■ **Provided material**
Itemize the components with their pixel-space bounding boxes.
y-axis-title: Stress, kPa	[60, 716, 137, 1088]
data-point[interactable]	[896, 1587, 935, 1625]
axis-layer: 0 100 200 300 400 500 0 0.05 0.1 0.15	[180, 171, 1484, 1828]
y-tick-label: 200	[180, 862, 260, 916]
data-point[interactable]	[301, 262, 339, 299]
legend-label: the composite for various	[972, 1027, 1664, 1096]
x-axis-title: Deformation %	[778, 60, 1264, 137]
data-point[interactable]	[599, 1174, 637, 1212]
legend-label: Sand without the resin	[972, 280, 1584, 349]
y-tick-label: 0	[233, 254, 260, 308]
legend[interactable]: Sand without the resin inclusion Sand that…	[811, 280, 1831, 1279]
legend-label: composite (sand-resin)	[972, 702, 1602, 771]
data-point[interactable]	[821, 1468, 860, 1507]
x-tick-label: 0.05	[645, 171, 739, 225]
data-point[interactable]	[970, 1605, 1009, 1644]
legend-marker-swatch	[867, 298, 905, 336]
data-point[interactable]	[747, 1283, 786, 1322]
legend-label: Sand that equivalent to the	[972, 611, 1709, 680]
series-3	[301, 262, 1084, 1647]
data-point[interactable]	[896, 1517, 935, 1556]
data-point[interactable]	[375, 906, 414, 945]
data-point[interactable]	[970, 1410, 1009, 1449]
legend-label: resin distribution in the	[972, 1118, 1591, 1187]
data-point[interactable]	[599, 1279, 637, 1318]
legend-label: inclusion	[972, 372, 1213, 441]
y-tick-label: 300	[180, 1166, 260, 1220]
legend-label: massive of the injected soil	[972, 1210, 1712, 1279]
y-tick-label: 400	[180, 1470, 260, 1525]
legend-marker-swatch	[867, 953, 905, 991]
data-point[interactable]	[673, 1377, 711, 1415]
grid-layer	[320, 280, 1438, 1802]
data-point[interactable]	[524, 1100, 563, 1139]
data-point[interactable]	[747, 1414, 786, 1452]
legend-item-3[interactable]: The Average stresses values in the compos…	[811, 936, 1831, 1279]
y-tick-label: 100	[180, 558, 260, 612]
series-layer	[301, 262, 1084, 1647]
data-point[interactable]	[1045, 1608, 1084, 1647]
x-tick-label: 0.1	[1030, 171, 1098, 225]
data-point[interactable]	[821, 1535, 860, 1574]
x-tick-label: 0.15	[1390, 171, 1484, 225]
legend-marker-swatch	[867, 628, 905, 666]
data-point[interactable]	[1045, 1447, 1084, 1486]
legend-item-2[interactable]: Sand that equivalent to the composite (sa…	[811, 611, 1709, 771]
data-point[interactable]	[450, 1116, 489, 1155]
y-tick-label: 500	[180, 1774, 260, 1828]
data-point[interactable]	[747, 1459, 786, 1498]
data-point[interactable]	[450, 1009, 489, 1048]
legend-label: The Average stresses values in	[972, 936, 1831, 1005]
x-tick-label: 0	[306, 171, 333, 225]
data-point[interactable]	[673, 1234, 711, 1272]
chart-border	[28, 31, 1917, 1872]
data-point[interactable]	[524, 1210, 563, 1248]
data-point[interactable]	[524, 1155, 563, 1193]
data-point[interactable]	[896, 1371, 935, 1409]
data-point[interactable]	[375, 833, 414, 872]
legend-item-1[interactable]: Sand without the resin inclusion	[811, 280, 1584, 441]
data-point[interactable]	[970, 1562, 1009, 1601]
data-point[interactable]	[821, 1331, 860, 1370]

■ **Task**
Copy all of the lines above, character for character, with nothing changed.

■ **In response**
Itemize the components with their pixel-space bounding boxes.
y-axis-title: Stress, kPa	[60, 716, 137, 1088]
data-point[interactable]	[896, 1587, 935, 1625]
axis-layer: 0 100 200 300 400 500 0 0.05 0.1 0.15	[180, 171, 1484, 1828]
y-tick-label: 200	[180, 862, 260, 916]
data-point[interactable]	[301, 262, 339, 299]
legend-label: the composite for various	[972, 1027, 1664, 1096]
x-axis-title: Deformation %	[778, 60, 1264, 137]
data-point[interactable]	[599, 1174, 637, 1212]
legend-label: Sand without the resin	[972, 280, 1584, 349]
y-tick-label: 0	[233, 254, 260, 308]
legend[interactable]: Sand without the resin inclusion Sand that…	[811, 280, 1831, 1279]
legend-label: composite (sand-resin)	[972, 702, 1602, 771]
data-point[interactable]	[821, 1468, 860, 1507]
x-tick-label: 0.05	[645, 171, 739, 225]
data-point[interactable]	[970, 1605, 1009, 1644]
legend-marker-swatch	[867, 298, 905, 336]
data-point[interactable]	[747, 1283, 786, 1322]
legend-label: Sand that equivalent to the	[972, 611, 1709, 680]
series-3	[301, 262, 1084, 1647]
data-point[interactable]	[896, 1517, 935, 1556]
data-point[interactable]	[375, 906, 414, 945]
data-point[interactable]	[970, 1410, 1009, 1449]
legend-label: resin distribution in the	[972, 1118, 1591, 1187]
data-point[interactable]	[599, 1279, 637, 1318]
legend-label: inclusion	[972, 372, 1213, 441]
y-tick-label: 300	[180, 1166, 260, 1220]
legend-label: massive of the injected soil	[972, 1210, 1712, 1279]
y-tick-label: 400	[180, 1470, 260, 1525]
legend-marker-swatch	[867, 953, 905, 991]
data-point[interactable]	[673, 1377, 711, 1415]
grid-layer	[320, 280, 1438, 1802]
data-point[interactable]	[524, 1100, 563, 1139]
data-point[interactable]	[747, 1414, 786, 1452]
legend-item-3[interactable]: The Average stresses values in the compos…	[811, 936, 1831, 1279]
y-tick-label: 100	[180, 558, 260, 612]
series-layer	[301, 262, 1084, 1647]
data-point[interactable]	[1045, 1608, 1084, 1647]
x-tick-label: 0.1	[1030, 171, 1098, 225]
data-point[interactable]	[821, 1535, 860, 1574]
x-tick-label: 0.15	[1390, 171, 1484, 225]
legend-marker-swatch	[867, 628, 905, 666]
data-point[interactable]	[1045, 1447, 1084, 1486]
legend-item-2[interactable]: Sand that equivalent to the composite (sa…	[811, 611, 1709, 771]
data-point[interactable]	[450, 1116, 489, 1155]
y-tick-label: 500	[180, 1774, 260, 1828]
data-point[interactable]	[747, 1459, 786, 1498]
data-point[interactable]	[450, 1009, 489, 1048]
legend-label: The Average stresses values in	[972, 936, 1831, 1005]
x-tick-label: 0	[306, 171, 333, 225]
data-point[interactable]	[673, 1234, 711, 1272]
chart-border	[28, 31, 1917, 1872]
data-point[interactable]	[524, 1210, 563, 1248]
data-point[interactable]	[524, 1155, 563, 1193]
data-point[interactable]	[896, 1371, 935, 1409]
data-point[interactable]	[375, 833, 414, 872]
legend-item-1[interactable]: Sand without the resin inclusion	[811, 280, 1584, 441]
data-point[interactable]	[970, 1562, 1009, 1601]
data-point[interactable]	[821, 1331, 860, 1370]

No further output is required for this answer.